== PASSAGE EXTRAIT ==
--
Faites la liste mentalement des ressources et des personnes qui ont été pour vous des consolations sur le plan humain (affectif, psychologique, social…) et/ou spirituel. Mettez-la par écrit, pour ne pas oublier lors des rechutes possibles les points d’appui qui vous ont déjà permis de sortir de l’impasse. Pour certains c’est la musique, la lecture, un feu de cheminée. Pour d’autres, c’est le téléphone, les messages échangés, un bon restaurant avec des amis…

La Bible a construit son propre inventaire à la Prévert de ressources consolatrices. Par tâtonnements successifs, par hasard, par grâce, les auteurs bibliques égrènent tout au long des Écritures ce qui leur apporte de l’énergie pour rester solides malgré la météo mauvaise.

Consolez, consolez mon peuple ! dans Communauté spirituelle 41DEQQJBZ5L._SX301_BO1,204,203,200_Pour notre première lecture, cette consolation est la mission première du prophète. Isaïe est envoyé annoncer la consolation au peuple de Dieu :

« Consolez, consolez mon peuple, – dit votre Dieu – parlez au cœur de Jérusalem.
Proclamez que son service est accompli, que son crime est expié, qu’elle a reçu de la main du Seigneur le double pour toutes ses fautes. » (Is 40, 1-5.9-11).

Cette consolation-là est liée au pardon. À ceux qui se désolent (et ils ont raison de le faire !) de leurs fautes, Dieu apporte la fin des larmes de repentir. Cette consolation sur une communion d’amour retrouvé entre Dieu lui-même et ceux que le péché avait éloigné : « Comme un berger, il fait paître son troupeau : son bras rassemble les agneaux, il les porte sur son cœur, il mène les brebis qui allaitent.  »

On retrouve ainsi très tôt la béatitude si étrange de Jésus : « heureux ceux qui pleurent, car ils seront consolés ». S’attrister de son péché est donc une promesse de consolation plus grande encore (ce que la théologie catholique appellera l’attrition/contrition dans la démarche du sacrement de réconciliation). Le courage de se reconnaître pécheur est source de bénédiction !

À relire rapidement les autres témoignages de notre bibliothèque juive et chrétienne, on peut dresser une première liste fort utile de sources possibles de consolation.

 

1. La présence fraternelle d’amis, de membres de l’Église

Actes 28,14 : « … y trouvant des frères, nous eûmes la consolation de rester sept jours avec eux ».
--
== LIGNES FOURNIES ==
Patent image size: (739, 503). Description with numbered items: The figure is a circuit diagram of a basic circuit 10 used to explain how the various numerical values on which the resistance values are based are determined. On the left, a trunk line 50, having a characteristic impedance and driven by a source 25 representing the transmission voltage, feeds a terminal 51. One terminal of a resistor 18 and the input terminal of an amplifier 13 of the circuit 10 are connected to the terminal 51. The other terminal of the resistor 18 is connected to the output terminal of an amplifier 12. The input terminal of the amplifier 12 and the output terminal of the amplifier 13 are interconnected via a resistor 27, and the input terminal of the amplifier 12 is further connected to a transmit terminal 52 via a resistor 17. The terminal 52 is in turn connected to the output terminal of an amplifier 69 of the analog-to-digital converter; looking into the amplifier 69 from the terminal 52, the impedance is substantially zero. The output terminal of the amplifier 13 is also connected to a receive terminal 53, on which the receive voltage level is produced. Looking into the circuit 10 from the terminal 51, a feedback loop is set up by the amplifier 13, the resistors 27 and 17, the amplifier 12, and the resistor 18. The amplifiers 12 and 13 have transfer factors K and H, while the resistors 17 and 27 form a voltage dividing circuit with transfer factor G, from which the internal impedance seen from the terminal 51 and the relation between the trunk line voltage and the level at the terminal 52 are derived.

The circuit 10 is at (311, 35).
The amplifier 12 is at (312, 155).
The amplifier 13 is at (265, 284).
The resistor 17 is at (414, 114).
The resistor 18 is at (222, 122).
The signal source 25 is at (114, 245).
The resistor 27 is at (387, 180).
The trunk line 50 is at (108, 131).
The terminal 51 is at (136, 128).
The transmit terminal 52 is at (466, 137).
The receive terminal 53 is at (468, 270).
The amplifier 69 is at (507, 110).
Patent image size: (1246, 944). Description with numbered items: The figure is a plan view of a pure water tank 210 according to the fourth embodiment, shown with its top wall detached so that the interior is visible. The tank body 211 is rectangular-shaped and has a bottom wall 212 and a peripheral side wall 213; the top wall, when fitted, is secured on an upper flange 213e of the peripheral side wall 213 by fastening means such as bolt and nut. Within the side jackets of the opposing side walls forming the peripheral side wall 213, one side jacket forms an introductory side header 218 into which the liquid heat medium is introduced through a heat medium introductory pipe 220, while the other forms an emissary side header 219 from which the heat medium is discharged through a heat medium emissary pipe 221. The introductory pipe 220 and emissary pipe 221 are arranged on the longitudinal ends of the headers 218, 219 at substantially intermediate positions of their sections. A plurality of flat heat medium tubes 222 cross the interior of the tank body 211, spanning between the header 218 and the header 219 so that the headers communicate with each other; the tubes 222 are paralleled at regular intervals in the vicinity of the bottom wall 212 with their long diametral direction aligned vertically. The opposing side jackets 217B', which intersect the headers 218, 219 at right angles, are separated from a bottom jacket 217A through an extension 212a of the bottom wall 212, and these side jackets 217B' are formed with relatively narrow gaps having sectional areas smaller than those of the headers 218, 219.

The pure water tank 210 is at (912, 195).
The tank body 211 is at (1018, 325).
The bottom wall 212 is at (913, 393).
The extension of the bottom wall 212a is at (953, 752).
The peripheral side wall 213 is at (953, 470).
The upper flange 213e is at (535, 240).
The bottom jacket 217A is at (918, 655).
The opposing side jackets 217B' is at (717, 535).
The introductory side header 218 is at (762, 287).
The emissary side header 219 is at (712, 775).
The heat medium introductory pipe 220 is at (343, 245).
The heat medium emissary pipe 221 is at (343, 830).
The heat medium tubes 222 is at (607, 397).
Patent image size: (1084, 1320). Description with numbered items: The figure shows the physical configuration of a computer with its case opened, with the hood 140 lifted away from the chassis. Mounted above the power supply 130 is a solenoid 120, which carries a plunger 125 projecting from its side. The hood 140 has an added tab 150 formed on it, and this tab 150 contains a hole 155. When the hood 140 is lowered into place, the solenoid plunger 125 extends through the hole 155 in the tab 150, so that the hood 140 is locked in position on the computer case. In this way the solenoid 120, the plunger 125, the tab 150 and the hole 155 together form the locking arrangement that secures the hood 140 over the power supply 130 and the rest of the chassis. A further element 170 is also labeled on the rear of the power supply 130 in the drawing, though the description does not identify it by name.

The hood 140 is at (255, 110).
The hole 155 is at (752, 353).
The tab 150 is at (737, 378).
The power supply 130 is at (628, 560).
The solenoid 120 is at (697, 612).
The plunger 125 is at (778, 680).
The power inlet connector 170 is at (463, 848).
--
== CONSIGNES ==
**1)** Répondez à ces questions sur l'extrait consacré à la consolation :
(a) Qui est envoyé annoncer la consolation au peuple de Dieu ?
(b) À quoi la consolation apportée par Dieu au peuple est-elle liée ?
(c) D'après Actes 28,14, combien de jours les voyageurs restent-ils avec les frères ?
**2)** Recopiez à l'identique, parmi les lignes fournies, le passage allant de la ligne qui contient « Patent image size: (1084, 1320). » jusqu'à la fin de ces lignes, bornes comprises.

== RÉPONSES FOURNIES ==
**1)**
(a) Isaïe.
(b) Au pardon.
(c) Sept jours.

**2)**
Patent image size: (1084, 1320). Description with numbered items: The figure shows the physical configuration of a computer with its case opened, with the hood 140 lifted away from the chassis. Mounted above the power supply 130 is a solenoid 120, which carries a plunger 125 projecting from its side. The hood 140 has an added tab 150 formed on it, and this tab 150 contains a hole 155. When the hood 140 is lowered into place, the solenoid plunger 125 extends through the hole 155 in the tab 150, so that the hood 140 is locked in position on the computer case. In this way the solenoid 120, the plunger 125, the tab 150 and the hole 155 together form the locking arrangement that secures the hood 140 over the power supply 130 and the rest of the chassis. A further element 170 is also labeled on the rear of the power supply 130 in the drawing, though the description does not identify it by name.

The hood 140 is at (255, 110).
The hole 155 is at (752, 353).
The tab 150 is at (737, 378).
The power supply 130 is at (628, 560).
The solenoid 120 is at (697, 612).
The plunger 125 is at (778, 680).
The power inlet connector 170 is at (463, 848).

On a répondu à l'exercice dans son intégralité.